**The exercise**
Exclude the pictures and return every line exactly as written.

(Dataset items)
┄┄┄┄┄┄┄┄┄┄┄┄┄┄┄┄┄┄┄┄

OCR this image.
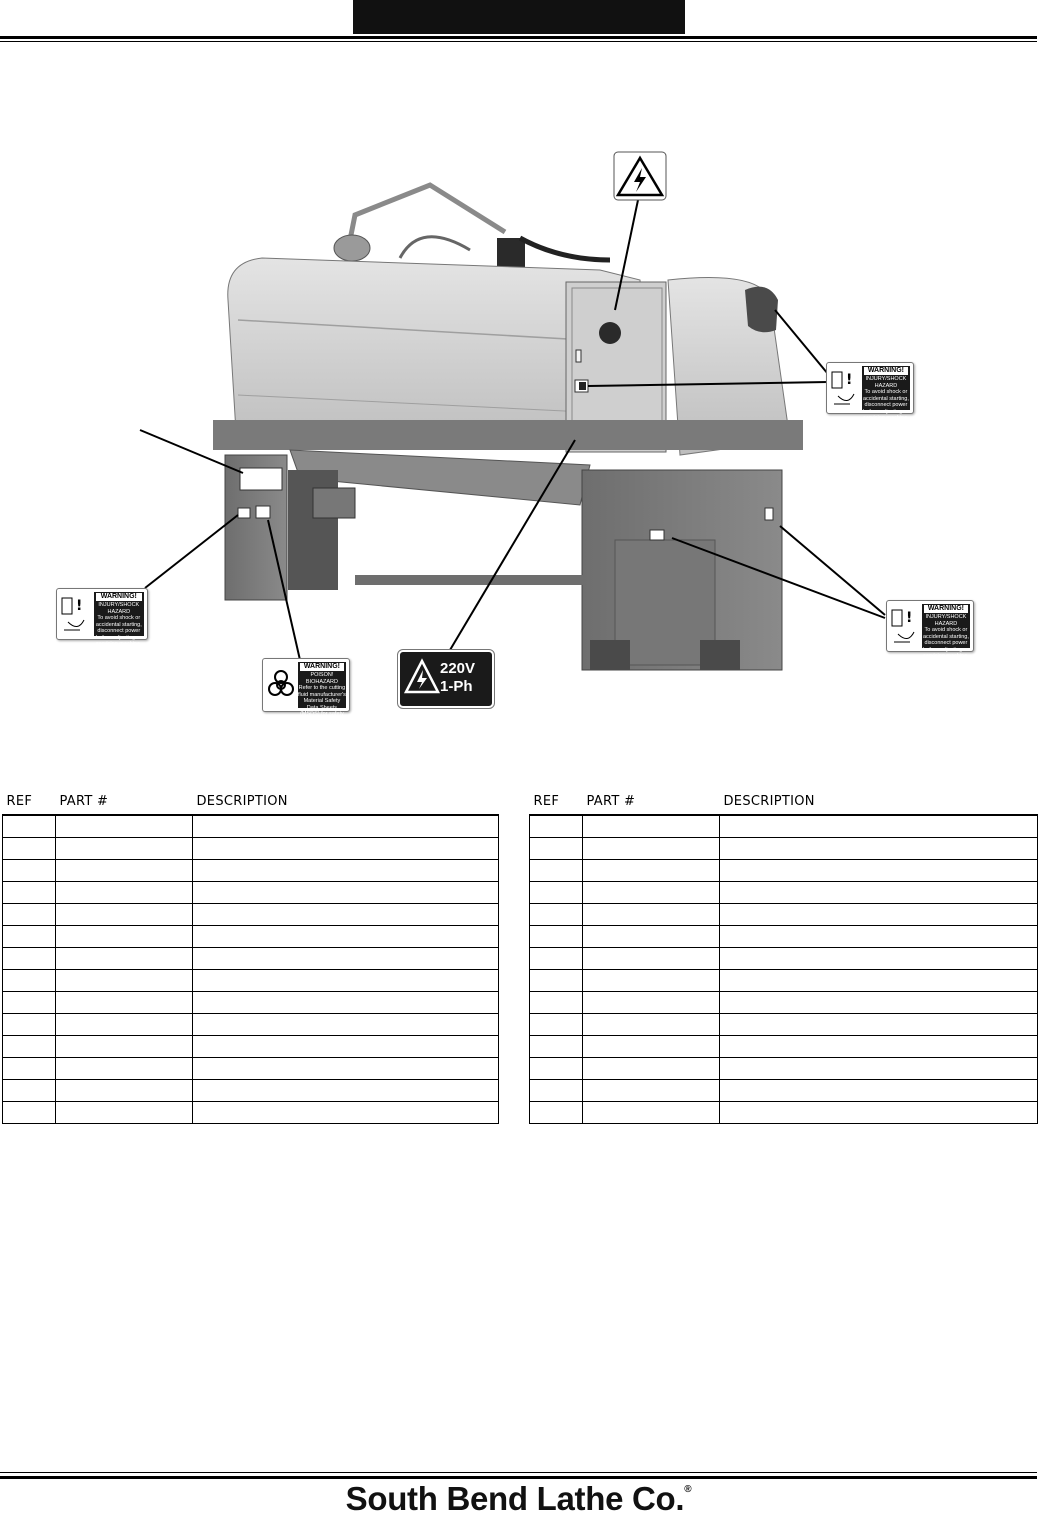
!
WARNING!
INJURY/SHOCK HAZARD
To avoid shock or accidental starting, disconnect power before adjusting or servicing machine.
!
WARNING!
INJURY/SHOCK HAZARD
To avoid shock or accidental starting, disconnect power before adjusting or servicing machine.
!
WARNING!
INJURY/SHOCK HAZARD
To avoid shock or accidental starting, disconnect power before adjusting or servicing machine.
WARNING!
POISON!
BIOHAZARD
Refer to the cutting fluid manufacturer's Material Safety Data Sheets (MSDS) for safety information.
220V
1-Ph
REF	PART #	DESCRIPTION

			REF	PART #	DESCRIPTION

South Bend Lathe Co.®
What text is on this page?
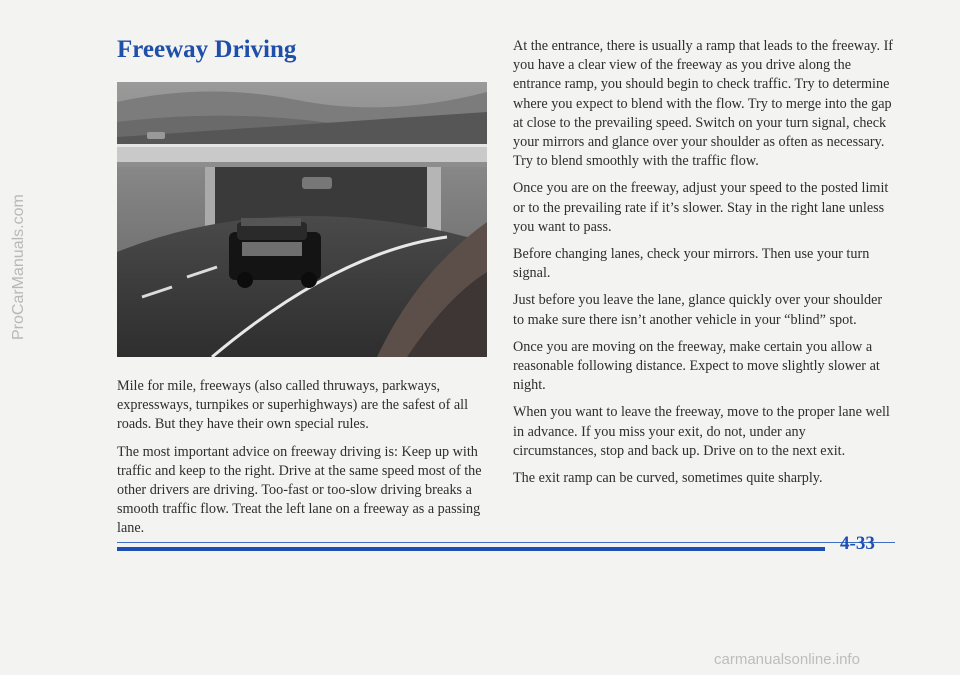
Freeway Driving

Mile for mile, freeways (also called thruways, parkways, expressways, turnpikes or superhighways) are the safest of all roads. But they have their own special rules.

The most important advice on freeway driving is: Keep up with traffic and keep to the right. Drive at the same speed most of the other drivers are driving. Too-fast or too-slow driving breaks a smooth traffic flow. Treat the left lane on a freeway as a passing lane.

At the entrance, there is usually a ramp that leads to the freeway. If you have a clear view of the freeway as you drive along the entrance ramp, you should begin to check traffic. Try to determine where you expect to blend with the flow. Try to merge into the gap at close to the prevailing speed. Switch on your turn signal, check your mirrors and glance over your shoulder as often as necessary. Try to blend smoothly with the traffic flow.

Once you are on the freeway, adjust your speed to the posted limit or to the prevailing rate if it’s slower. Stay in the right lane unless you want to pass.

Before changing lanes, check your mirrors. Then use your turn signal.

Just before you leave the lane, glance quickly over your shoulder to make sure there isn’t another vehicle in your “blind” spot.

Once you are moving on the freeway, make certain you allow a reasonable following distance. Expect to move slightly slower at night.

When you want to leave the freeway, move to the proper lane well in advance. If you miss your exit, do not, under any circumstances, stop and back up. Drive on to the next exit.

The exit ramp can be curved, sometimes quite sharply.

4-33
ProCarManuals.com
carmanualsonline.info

┄┄┄┄┄┄┄┄┄┄┄┄┄┄┄┄┄┄┄┄

**Answer for this exercise**
OCR this image.
!
WARNING!
INJURY/SHOCK HAZARD
To avoid shock or accidental starting, disconnect power before adjusting or servicing machine.
!
WARNING!
INJURY/SHOCK HAZARD
To avoid shock or accidental starting, disconnect power before adjusting or servicing machine.
!
WARNING!
INJURY/SHOCK HAZARD
To avoid shock or accidental starting, disconnect power before adjusting or servicing machine.
WARNING!
POISON!
BIOHAZARD
Refer to the cutting fluid manufacturer's Material Safety Data Sheets (MSDS) for safety information.
220V
1-Ph
REF	PART #	DESCRIPTION

			REF	PART #	DESCRIPTION

South Bend Lathe Co.®
What text is on this page?
Freeway Driving

Mile for mile, freeways (also called thruways, parkways, expressways, turnpikes or superhighways) are the safest of all roads. But they have their own special rules.

The most important advice on freeway driving is: Keep up with traffic and keep to the right. Drive at the same speed most of the other drivers are driving. Too-fast or too-slow driving breaks a smooth traffic flow. Treat the left lane on a freeway as a passing lane.

At the entrance, there is usually a ramp that leads to the freeway. If you have a clear view of the freeway as you drive along the entrance ramp, you should begin to check traffic. Try to determine where you expect to blend with the flow. Try to merge into the gap at close to the prevailing speed. Switch on your turn signal, check your mirrors and glance over your shoulder as often as necessary. Try to blend smoothly with the traffic flow.

Once you are on the freeway, adjust your speed to the posted limit or to the prevailing rate if it’s slower. Stay in the right lane unless you want to pass.

Before changing lanes, check your mirrors. Then use your turn signal.

Just before you leave the lane, glance quickly over your shoulder to make sure there isn’t another vehicle in your “blind” spot.

Once you are moving on the freeway, make certain you allow a reasonable following distance. Expect to move slightly slower at night.

When you want to leave the freeway, move to the proper lane well in advance. If you miss your exit, do not, under any circumstances, stop and back up. Drive on to the next exit.

The exit ramp can be curved, sometimes quite sharply.

4-33
ProCarManuals.com
carmanualsonline.info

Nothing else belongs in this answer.